#### [Task instructions]
Reproduce the data verbatim from the start through the line containing "The pipe a7 is at (430, 256).", including that line.

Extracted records
★ ★ ★ ★ ★

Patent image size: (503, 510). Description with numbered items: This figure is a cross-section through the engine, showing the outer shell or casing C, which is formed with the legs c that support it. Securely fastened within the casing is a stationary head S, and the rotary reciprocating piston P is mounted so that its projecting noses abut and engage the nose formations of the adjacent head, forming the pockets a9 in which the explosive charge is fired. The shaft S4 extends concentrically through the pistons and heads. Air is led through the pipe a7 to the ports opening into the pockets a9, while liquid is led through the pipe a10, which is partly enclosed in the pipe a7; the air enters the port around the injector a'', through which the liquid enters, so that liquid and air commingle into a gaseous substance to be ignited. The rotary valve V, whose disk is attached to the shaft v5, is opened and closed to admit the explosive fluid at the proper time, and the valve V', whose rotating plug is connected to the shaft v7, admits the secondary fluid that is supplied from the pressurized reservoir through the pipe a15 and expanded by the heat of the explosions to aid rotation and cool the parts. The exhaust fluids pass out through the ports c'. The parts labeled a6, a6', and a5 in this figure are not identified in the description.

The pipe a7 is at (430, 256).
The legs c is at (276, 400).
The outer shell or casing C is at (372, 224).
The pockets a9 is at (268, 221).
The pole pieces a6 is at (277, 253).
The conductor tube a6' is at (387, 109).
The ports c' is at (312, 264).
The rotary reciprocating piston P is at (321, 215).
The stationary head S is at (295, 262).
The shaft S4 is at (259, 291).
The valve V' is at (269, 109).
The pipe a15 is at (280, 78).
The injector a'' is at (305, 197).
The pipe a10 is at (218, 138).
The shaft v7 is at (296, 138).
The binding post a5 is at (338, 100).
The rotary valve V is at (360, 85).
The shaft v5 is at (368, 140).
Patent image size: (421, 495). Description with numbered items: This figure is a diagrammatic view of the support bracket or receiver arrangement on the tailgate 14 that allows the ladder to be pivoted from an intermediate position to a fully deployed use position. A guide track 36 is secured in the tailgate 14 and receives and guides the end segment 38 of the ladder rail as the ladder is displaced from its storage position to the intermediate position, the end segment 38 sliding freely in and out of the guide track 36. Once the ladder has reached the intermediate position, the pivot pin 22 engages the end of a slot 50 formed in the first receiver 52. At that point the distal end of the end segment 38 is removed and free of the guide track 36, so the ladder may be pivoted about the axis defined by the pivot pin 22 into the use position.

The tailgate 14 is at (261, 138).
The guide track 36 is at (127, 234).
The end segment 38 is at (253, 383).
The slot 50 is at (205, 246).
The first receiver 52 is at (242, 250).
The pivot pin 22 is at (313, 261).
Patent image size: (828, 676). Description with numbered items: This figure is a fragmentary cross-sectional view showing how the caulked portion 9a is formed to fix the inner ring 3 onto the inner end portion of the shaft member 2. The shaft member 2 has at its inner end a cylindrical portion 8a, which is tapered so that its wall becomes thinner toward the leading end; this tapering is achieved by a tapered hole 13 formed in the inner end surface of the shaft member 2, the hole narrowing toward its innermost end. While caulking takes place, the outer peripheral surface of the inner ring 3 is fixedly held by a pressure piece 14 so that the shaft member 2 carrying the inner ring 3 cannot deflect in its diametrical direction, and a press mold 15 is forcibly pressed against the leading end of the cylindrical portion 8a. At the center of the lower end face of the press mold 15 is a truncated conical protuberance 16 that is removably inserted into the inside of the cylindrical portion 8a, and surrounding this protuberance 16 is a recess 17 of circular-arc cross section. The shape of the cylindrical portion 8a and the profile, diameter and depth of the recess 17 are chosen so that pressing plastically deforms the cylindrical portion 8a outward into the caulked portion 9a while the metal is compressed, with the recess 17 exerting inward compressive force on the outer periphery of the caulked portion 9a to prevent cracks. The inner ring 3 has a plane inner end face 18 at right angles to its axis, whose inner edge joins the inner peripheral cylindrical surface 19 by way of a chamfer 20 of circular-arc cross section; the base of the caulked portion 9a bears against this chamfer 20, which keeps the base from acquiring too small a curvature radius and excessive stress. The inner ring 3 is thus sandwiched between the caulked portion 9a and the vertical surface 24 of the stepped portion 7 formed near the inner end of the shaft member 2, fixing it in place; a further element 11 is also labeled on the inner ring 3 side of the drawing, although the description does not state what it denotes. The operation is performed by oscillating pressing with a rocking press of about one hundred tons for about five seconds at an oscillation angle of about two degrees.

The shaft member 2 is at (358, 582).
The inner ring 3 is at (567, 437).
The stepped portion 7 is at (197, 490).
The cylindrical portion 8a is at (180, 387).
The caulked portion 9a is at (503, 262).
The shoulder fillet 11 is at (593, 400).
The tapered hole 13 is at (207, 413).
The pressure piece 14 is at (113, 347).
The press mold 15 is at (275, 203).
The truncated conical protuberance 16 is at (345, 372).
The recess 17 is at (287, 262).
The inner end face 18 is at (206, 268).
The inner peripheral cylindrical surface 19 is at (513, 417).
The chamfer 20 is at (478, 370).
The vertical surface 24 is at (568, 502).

★ ★ ★ ★ ★

#### [Task solution]
Patent image size: (503, 510). Description with numbered items: This figure is a cross-section through the engine, showing the outer shell or casing C, which is formed with the legs c that support it. Securely fastened within the casing is a stationary head S, and the rotary reciprocating piston P is mounted so that its projecting noses abut and engage the nose formations of the adjacent head, forming the pockets a9 in which the explosive charge is fired. The shaft S4 extends concentrically through the pistons and heads. Air is led through the pipe a7 to the ports opening into the pockets a9, while liquid is led through the pipe a10, which is partly enclosed in the pipe a7; the air enters the port around the injector a'', through which the liquid enters, so that liquid and air commingle into a gaseous substance to be ignited. The rotary valve V, whose disk is attached to the shaft v5, is opened and closed to admit the explosive fluid at the proper time, and the valve V', whose rotating plug is connected to the shaft v7, admits the secondary fluid that is supplied from the pressurized reservoir through the pipe a15 and expanded by the heat of the explosions to aid rotation and cool the parts. The exhaust fluids pass out through the ports c'. The parts labeled a6, a6', and a5 in this figure are not identified in the description.

The pipe a7 is at (430, 256).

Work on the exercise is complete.